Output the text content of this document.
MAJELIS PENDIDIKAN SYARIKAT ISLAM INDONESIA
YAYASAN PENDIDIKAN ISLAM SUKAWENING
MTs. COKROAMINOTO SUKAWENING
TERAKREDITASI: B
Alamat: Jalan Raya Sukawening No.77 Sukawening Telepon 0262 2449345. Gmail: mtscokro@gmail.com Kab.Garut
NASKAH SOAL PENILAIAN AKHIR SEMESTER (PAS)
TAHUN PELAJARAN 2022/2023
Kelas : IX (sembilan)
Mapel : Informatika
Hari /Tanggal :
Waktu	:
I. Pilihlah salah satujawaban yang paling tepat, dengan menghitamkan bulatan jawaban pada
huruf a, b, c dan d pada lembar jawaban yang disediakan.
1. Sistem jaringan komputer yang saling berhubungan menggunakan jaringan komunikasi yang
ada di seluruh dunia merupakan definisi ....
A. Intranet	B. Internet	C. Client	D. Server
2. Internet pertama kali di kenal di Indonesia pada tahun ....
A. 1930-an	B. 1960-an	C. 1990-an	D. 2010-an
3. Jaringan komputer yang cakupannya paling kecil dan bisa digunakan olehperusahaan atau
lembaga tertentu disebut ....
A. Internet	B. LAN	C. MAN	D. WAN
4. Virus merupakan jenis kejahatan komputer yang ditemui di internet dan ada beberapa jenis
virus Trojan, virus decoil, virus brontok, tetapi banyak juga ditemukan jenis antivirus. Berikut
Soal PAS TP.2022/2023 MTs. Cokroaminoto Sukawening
==================================================
## Task to complete
The records above are to be restated word for word, in full.

## Task output
Output the text content of this document.
MAJELIS PENDIDIKAN SYARIKAT ISLAM INDONESIA
YAYASAN PENDIDIKAN ISLAM SUKAWENING
MTs. COKROAMINOTO SUKAWENING
TERAKREDITASI: B
Alamat: Jalan Raya Sukawening No.77 Sukawening Telepon 0262 2449345. Gmail: mtscokro@gmail.com Kab.Garut
NASKAH SOAL PENILAIAN AKHIR SEMESTER (PAS)
TAHUN PELAJARAN 2022/2023
Kelas : IX (sembilan)
Mapel : Informatika
Hari /Tanggal :
Waktu	:
I. Pilihlah salah satujawaban yang paling tepat, dengan menghitamkan bulatan jawaban pada
huruf a, b, c dan d pada lembar jawaban yang disediakan.
1. Sistem jaringan komputer yang saling berhubungan menggunakan jaringan komunikasi yang
ada di seluruh dunia merupakan definisi ....
A. Intranet	B. Internet	C. Client	D. Server
2. Internet pertama kali di kenal di Indonesia pada tahun ....
A. 1930-an	B. 1960-an	C. 1990-an	D. 2010-an
3. Jaringan komputer yang cakupannya paling kecil dan bisa digunakan olehperusahaan atau
lembaga tertentu disebut ....
A. Internet	B. LAN	C. MAN	D. WAN
4. Virus merupakan jenis kejahatan komputer yang ditemui di internet dan ada beberapa jenis
virus Trojan, virus decoil, virus brontok, tetapi banyak juga ditemukan jenis antivirus. Berikut
Soal PAS TP.2022/2023 MTs. Cokroaminoto Sukawening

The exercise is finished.